## STATED GOAL
Scan the listing below and copy every line holding "framsätet".

----

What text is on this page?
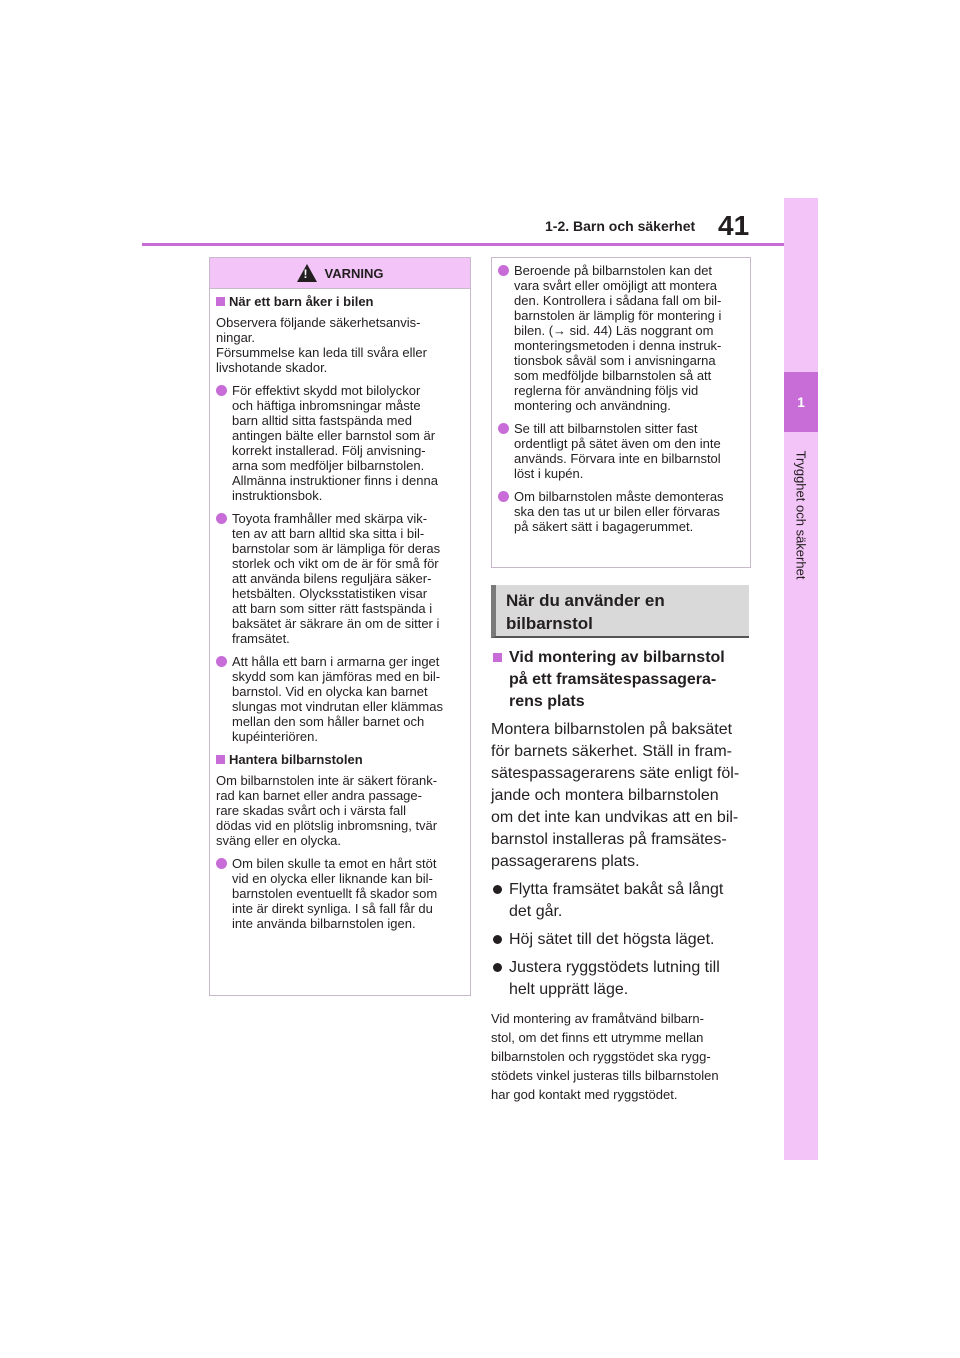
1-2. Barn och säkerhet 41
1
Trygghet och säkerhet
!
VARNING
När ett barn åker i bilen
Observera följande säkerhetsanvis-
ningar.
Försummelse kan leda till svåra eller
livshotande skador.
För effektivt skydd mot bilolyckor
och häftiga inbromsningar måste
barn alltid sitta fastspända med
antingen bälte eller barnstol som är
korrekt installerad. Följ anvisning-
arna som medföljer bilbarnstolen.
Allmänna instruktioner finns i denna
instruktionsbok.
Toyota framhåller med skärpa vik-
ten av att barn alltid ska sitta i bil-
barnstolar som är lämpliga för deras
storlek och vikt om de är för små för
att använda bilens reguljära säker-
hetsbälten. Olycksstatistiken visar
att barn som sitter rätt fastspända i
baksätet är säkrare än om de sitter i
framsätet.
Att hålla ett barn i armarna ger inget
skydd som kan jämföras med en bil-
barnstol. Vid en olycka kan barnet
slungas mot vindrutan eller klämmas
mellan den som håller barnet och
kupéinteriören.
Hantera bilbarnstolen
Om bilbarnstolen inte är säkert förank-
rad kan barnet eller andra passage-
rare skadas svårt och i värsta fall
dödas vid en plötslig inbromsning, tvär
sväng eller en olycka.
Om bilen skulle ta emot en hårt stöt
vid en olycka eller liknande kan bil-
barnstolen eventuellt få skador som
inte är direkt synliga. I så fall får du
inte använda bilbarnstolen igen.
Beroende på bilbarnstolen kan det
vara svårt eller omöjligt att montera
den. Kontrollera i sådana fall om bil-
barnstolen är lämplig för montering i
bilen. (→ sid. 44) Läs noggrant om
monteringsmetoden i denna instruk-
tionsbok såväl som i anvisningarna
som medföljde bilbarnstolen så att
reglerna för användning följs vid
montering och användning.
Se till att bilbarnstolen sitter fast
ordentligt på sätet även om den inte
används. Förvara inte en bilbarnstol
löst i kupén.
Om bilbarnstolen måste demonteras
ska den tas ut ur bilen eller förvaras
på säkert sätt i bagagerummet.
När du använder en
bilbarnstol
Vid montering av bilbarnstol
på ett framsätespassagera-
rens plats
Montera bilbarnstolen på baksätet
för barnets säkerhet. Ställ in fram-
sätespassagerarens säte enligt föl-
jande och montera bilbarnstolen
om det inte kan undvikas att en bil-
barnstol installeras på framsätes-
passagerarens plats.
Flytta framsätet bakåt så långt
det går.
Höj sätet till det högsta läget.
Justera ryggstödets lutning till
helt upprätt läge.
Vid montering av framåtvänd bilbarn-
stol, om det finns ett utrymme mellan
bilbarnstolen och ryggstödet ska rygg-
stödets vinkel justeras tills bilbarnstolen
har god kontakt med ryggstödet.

----

## SOLUTION
framsätet.
Flytta framsätet bakåt så långt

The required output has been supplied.